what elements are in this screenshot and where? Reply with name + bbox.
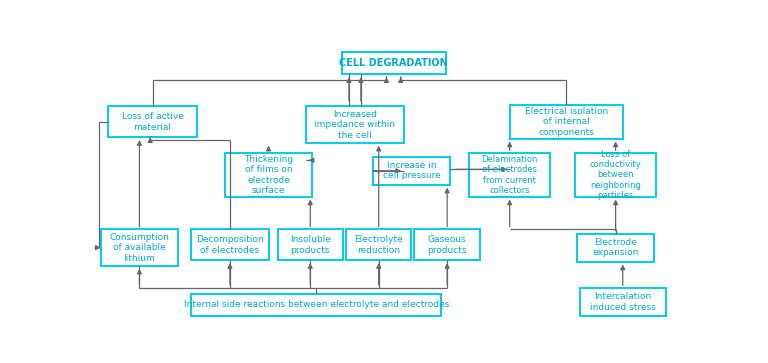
Text: Increased
impedance within
the cell: Increased impedance within the cell xyxy=(314,110,396,139)
Text: Thickening
of films on
electrode
surface: Thickening of films on electrode surface xyxy=(244,155,293,195)
FancyBboxPatch shape xyxy=(415,229,480,260)
FancyBboxPatch shape xyxy=(580,288,666,316)
Text: Loss of
conductivity
between
neighboring
particles: Loss of conductivity between neighboring… xyxy=(590,150,641,200)
Text: Electrolyte
reduction: Electrolyte reduction xyxy=(354,235,403,254)
FancyBboxPatch shape xyxy=(342,52,445,74)
Text: Loss of active
material: Loss of active material xyxy=(121,112,184,131)
Text: Decomposition
of electrodes: Decomposition of electrodes xyxy=(196,235,263,254)
Text: Delamination
of electrodes
from current
collectors: Delamination of electrodes from current … xyxy=(482,155,538,195)
FancyBboxPatch shape xyxy=(226,153,312,197)
FancyBboxPatch shape xyxy=(191,229,269,260)
FancyBboxPatch shape xyxy=(108,106,197,137)
FancyBboxPatch shape xyxy=(510,105,623,139)
FancyBboxPatch shape xyxy=(306,106,404,143)
Text: Insoluble
products: Insoluble products xyxy=(290,235,331,254)
FancyBboxPatch shape xyxy=(346,229,412,260)
Text: Gaseous
products: Gaseous products xyxy=(428,235,467,254)
FancyBboxPatch shape xyxy=(469,153,550,197)
Text: Consumption
of available
lithium: Consumption of available lithium xyxy=(110,233,170,262)
FancyBboxPatch shape xyxy=(577,234,654,262)
Text: Electrode
expansion: Electrode expansion xyxy=(592,238,639,257)
FancyBboxPatch shape xyxy=(191,294,441,316)
FancyBboxPatch shape xyxy=(372,157,450,185)
Text: Electrical isolation
of internal
components: Electrical isolation of internal compone… xyxy=(525,107,607,137)
Text: Intercalation
induced stress: Intercalation induced stress xyxy=(590,293,656,312)
Text: Internal side reactions between electrolyte and electrodes: Internal side reactions between electrol… xyxy=(184,301,449,309)
Text: Increase in
cell pressure: Increase in cell pressure xyxy=(382,161,440,180)
FancyBboxPatch shape xyxy=(277,229,343,260)
FancyBboxPatch shape xyxy=(101,229,178,266)
FancyBboxPatch shape xyxy=(575,153,656,197)
Text: CELL DEGRADATION: CELL DEGRADATION xyxy=(339,58,448,68)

----------------------------------------

> What the task asks: Count the lines above that contain the word "between" and reply with that number only.

> Written response: 3